→ **DIRECTIONS**: Look over the lines below. Report each one that includes the string "разрабатывает".

⟨

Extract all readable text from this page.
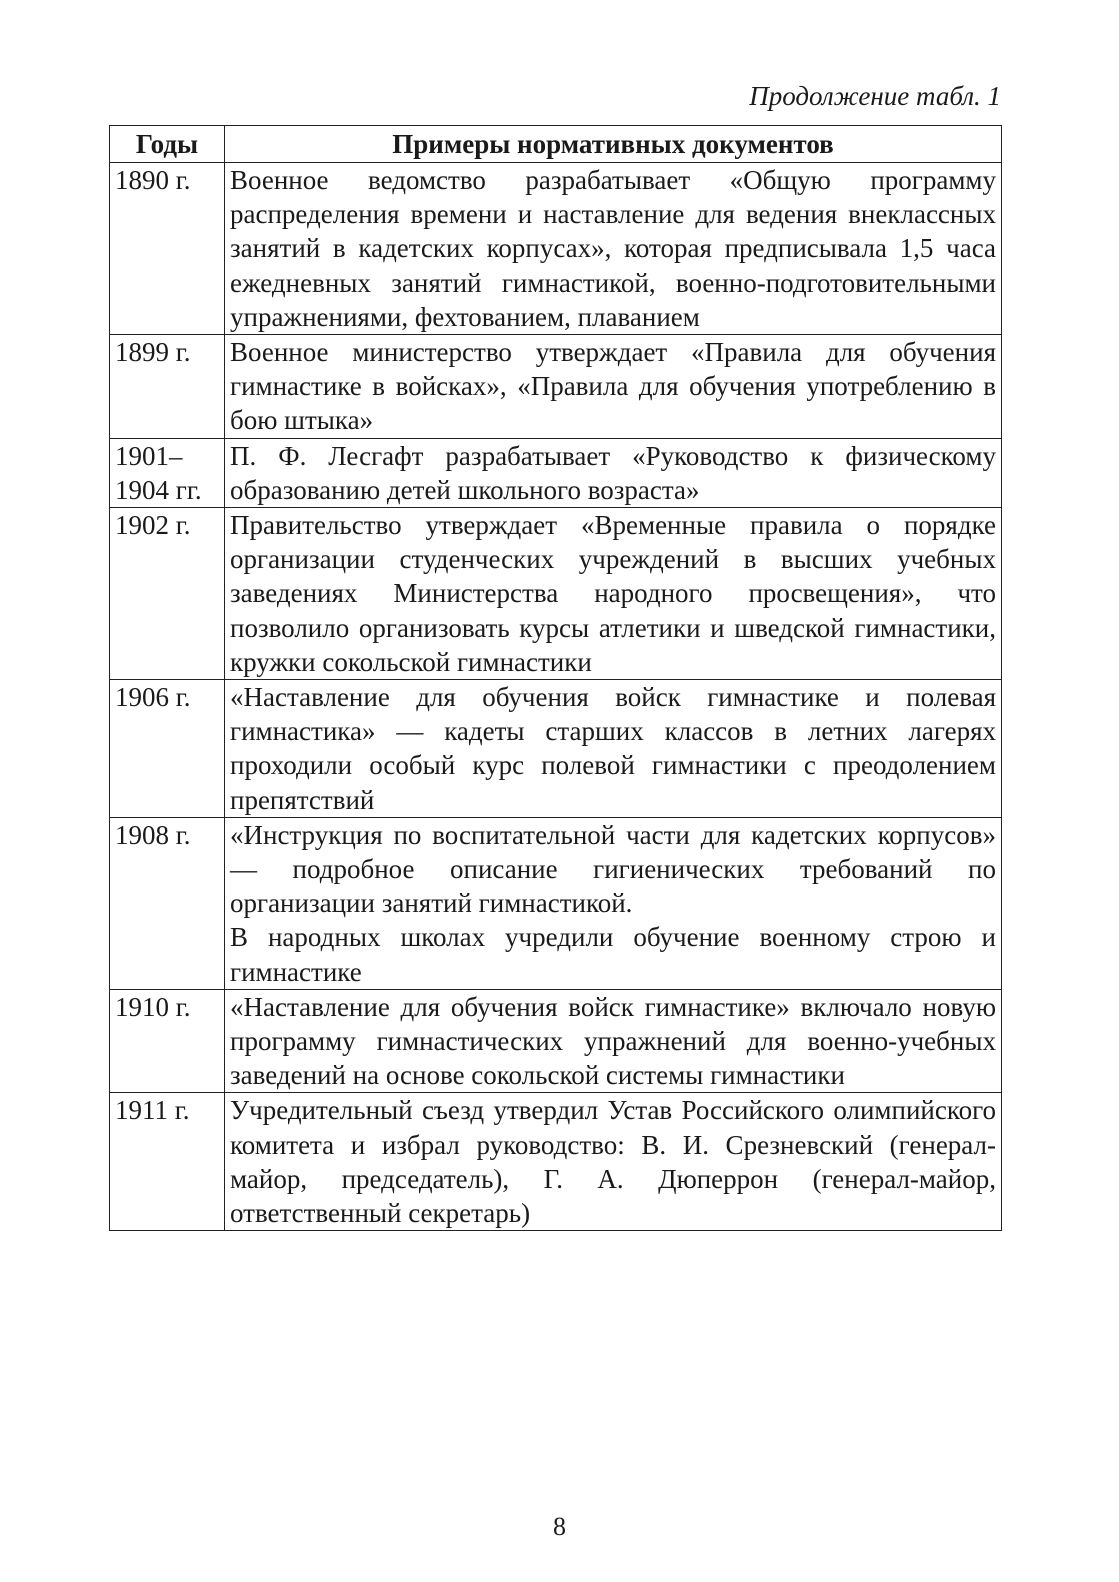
Продолжение табл. 1
Годы	Примеры нормативных документов
1890 г.	Военное ведомство разрабатывает «Общую программу распределения времени и наставление для ведения внеклассных занятий в кадетских корпусах», которая предписывала 1,5 часа ежедневных занятий гимнастикой, военно-подготовительными упражнениями, фехтованием, плаванием

1899 г.	Военное министерство утверждает «Правила для обучения гимнастике в войсках», «Правила для обучения употреблению в бою штыка»

1901–
1904 гг.	П. Ф. Лесгафт разрабатывает «Руководство к физическому образованию детей школьного возраста»

1902 г.	Правительство утверждает «Временные правила о порядке организации студенческих учреждений в высших учебных заведениях Министерства народного просвещения», что позволило организовать курсы атлетики и шведской гимнастики, кружки сокольской гимнастики

1906 г.	«Наставление для обучения войск гимнастике и полевая гимнастика» — кадеты старших классов в летних лагерях проходили особый курс полевой гимнастики с преодолением препятствий

1908 г.	«Инструкция по воспитательной части для кадетских корпусов» — подробное описание гигиенических требований по организации занятий гимнастикой.
В народных школах учредили обучение военному строю и гимнастике

1910 г.	«Наставление для обучения войск гимнастике» включало новую программу гимнастических упражнений для военно-учебных заведений на основе сокольской системы гимнастики

1911 г.	Учредительный съезд утвердил Устав Российского олимпийского комитета и избрал руководство: В. И. Срезневский (генерал-майор, председатель), Г. А. Дюперрон (генерал-майор, ответственный секретарь)
8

⟩

→ **SOLUTION FOR THIS PROBLEM**:
1890 г.	Военное ведомство разрабатывает «Общую программу распределения времени и наставление для ведения внеклассных занятий в кадетских корпусах», которая предписывала 1,5 часа ежедневных занятий гимнастикой, военно-подготовительными упражнениями, фехтованием, плаванием
1904 гг.	П. Ф. Лесгафт разрабатывает «Руководство к физическому образованию детей школьного возраста»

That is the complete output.